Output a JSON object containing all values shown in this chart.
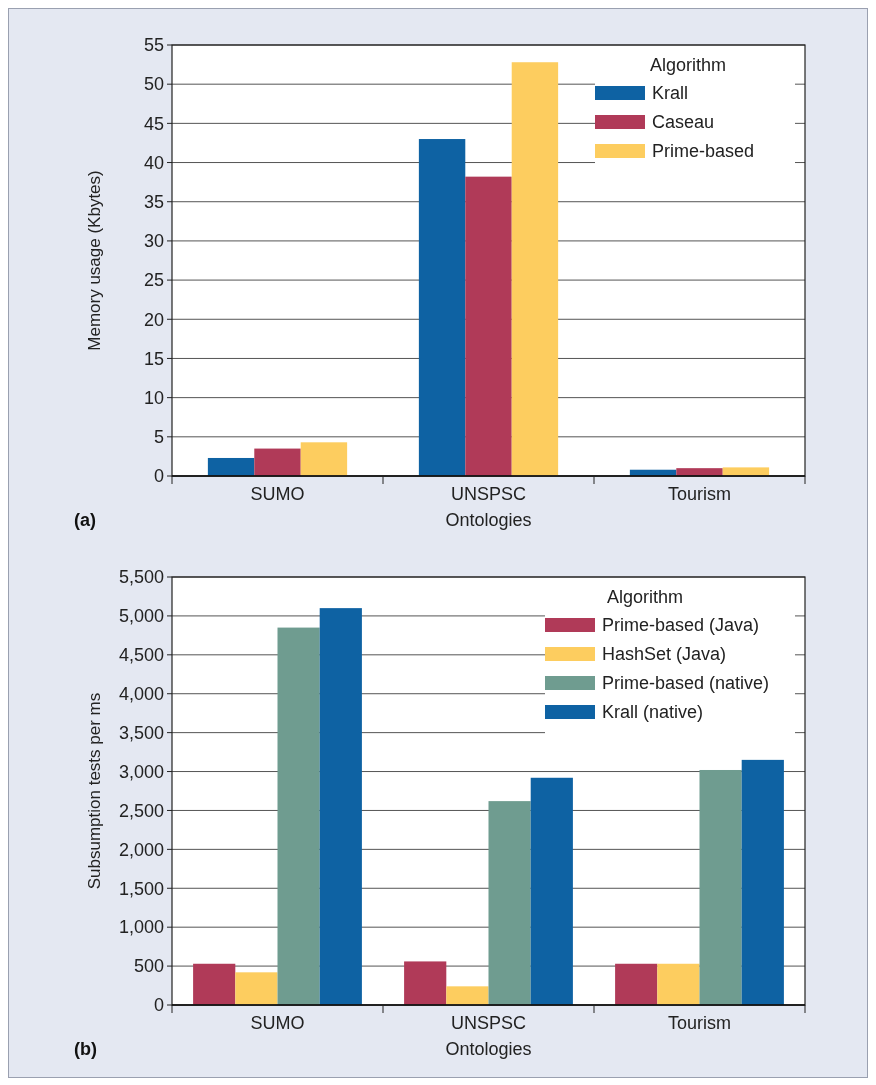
{
  "chart_data": [
    {
      "type": "bar",
      "title": "(a)",
      "xlabel": "Ontologies",
      "ylabel": "Memory usage  (Kbytes)",
      "legend_title": "Algorithm",
      "categories": [
        "SUMO",
        "UNSPSC",
        "Tourism"
      ],
      "ylim": [
        0,
        55
      ],
      "yticks": [
        0,
        5,
        10,
        15,
        20,
        25,
        30,
        35,
        40,
        45,
        50,
        55
      ],
      "grid": "y",
      "legend": "top right",
      "series": [
        {
          "name": "Krall",
          "color": "#0e62a3",
          "values": [
            2.3,
            43.0,
            0.8
          ]
        },
        {
          "name": "Caseau",
          "color": "#b03a58",
          "values": [
            3.5,
            38.2,
            1.0
          ]
        },
        {
          "name": "Prime-based",
          "color": "#fdcd5f",
          "values": [
            4.3,
            52.8,
            1.1
          ]
        }
      ]
    },
    {
      "type": "bar",
      "title": "(b)",
      "xlabel": "Ontologies",
      "ylabel": "Subsumption tests per ms",
      "legend_title": "Algorithm",
      "categories": [
        "SUMO",
        "UNSPSC",
        "Tourism"
      ],
      "ylim": [
        0,
        5500
      ],
      "yticks": [
        0,
        500,
        {
          "value": 1000,
          "label": "1,000"
        },
        {
          "value": 1500,
          "label": "1,500"
        },
        {
          "value": 2000,
          "label": "2,000"
        },
        {
          "value": 2500,
          "label": "2,500"
        },
        {
          "value": 3000,
          "label": "3,000"
        },
        {
          "value": 3500,
          "label": "3,500"
        },
        {
          "value": 4000,
          "label": "4,000"
        },
        {
          "value": 4500,
          "label": "4,500"
        },
        {
          "value": 5000,
          "label": "5,000"
        },
        {
          "value": 5500,
          "label": "5,500"
        }
      ],
      "grid": "y",
      "legend": "top right",
      "series": [
        {
          "name": "Prime-based (Java)",
          "color": "#b03a58",
          "values": [
            530,
            560,
            530
          ]
        },
        {
          "name": "HashSet (Java)",
          "color": "#fdcd5f",
          "values": [
            420,
            240,
            530
          ]
        },
        {
          "name": "Prime-based (native)",
          "color": "#6f9c90",
          "values": [
            4850,
            2620,
            3020
          ]
        },
        {
          "name": "Krall (native)",
          "color": "#0e62a3",
          "values": [
            5100,
            2920,
            3150
          ]
        }
      ]
    }
  ]
}
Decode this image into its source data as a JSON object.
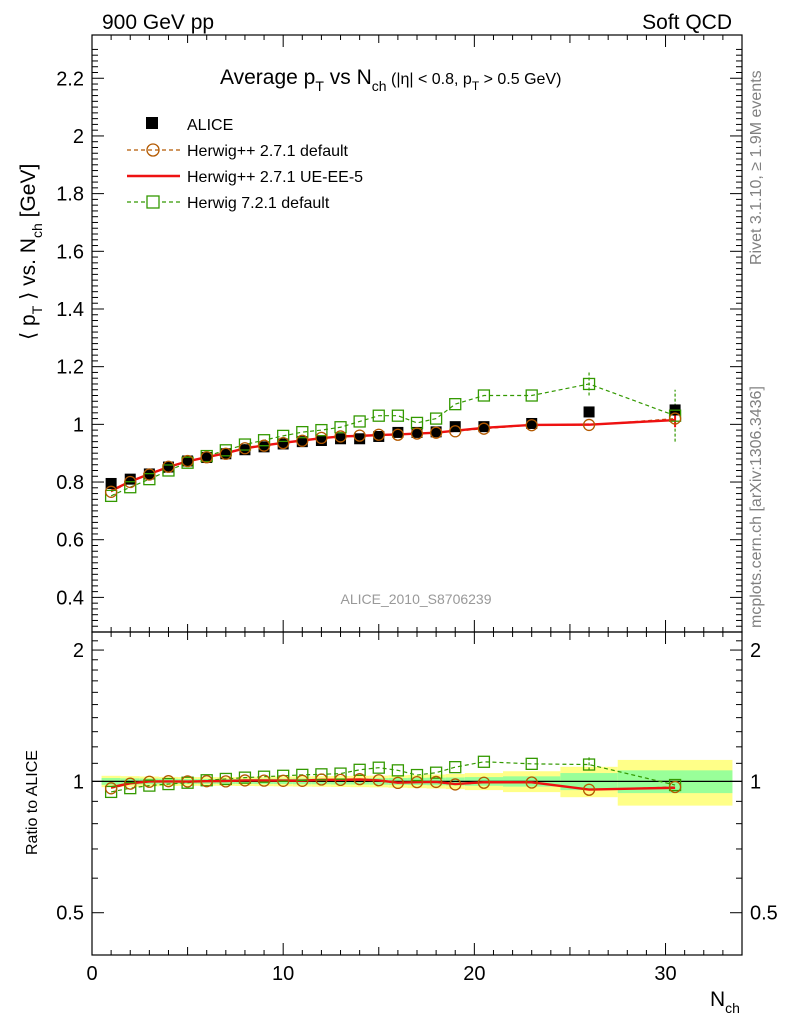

************

Your task:
Leave the pictures out and print the records above exactly as they stand.

Complete answer:
Output a JSON object containing all values shown in this chart.
{
  "chart_data": [
    {
      "type": "bar",
      "title": "(a)",
      "xlabel": "Ontologies",
      "ylabel": "Memory usage  (Kbytes)",
      "legend_title": "Algorithm",
      "categories": [
        "SUMO",
        "UNSPSC",
        "Tourism"
      ],
      "ylim": [
        0,
        55
      ],
      "yticks": [
        0,
        5,
        10,
        15,
        20,
        25,
        30,
        35,
        40,
        45,
        50,
        55
      ],
      "grid": "y",
      "legend": "top right",
      "series": [
        {
          "name": "Krall",
          "color": "#0e62a3",
          "values": [
            2.3,
            43.0,
            0.8
          ]
        },
        {
          "name": "Caseau",
          "color": "#b03a58",
          "values": [
            3.5,
            38.2,
            1.0
          ]
        },
        {
          "name": "Prime-based",
          "color": "#fdcd5f",
          "values": [
            4.3,
            52.8,
            1.1
          ]
        }
      ]
    },
    {
      "type": "bar",
      "title": "(b)",
      "xlabel": "Ontologies",
      "ylabel": "Subsumption tests per ms",
      "legend_title": "Algorithm",
      "categories": [
        "SUMO",
        "UNSPSC",
        "Tourism"
      ],
      "ylim": [
        0,
        5500
      ],
      "yticks": [
        0,
        500,
        {
          "value": 1000,
          "label": "1,000"
        },
        {
          "value": 1500,
          "label": "1,500"
        },
        {
          "value": 2000,
          "label": "2,000"
        },
        {
          "value": 2500,
          "label": "2,500"
        },
        {
          "value": 3000,
          "label": "3,000"
        },
        {
          "value": 3500,
          "label": "3,500"
        },
        {
          "value": 4000,
          "label": "4,000"
        },
        {
          "value": 4500,
          "label": "4,500"
        },
        {
          "value": 5000,
          "label": "5,000"
        },
        {
          "value": 5500,
          "label": "5,500"
        }
      ],
      "grid": "y",
      "legend": "top right",
      "series": [
        {
          "name": "Prime-based (Java)",
          "color": "#b03a58",
          "values": [
            530,
            560,
            530
          ]
        },
        {
          "name": "HashSet (Java)",
          "color": "#fdcd5f",
          "values": [
            420,
            240,
            530
          ]
        },
        {
          "name": "Prime-based (native)",
          "color": "#6f9c90",
          "values": [
            4850,
            2620,
            3020
          ]
        },
        {
          "name": "Krall (native)",
          "color": "#0e62a3",
          "values": [
            5100,
            2920,
            3150
          ]
        }
      ]
    }
  ]
}
Decode this image into its source data as a JSON object.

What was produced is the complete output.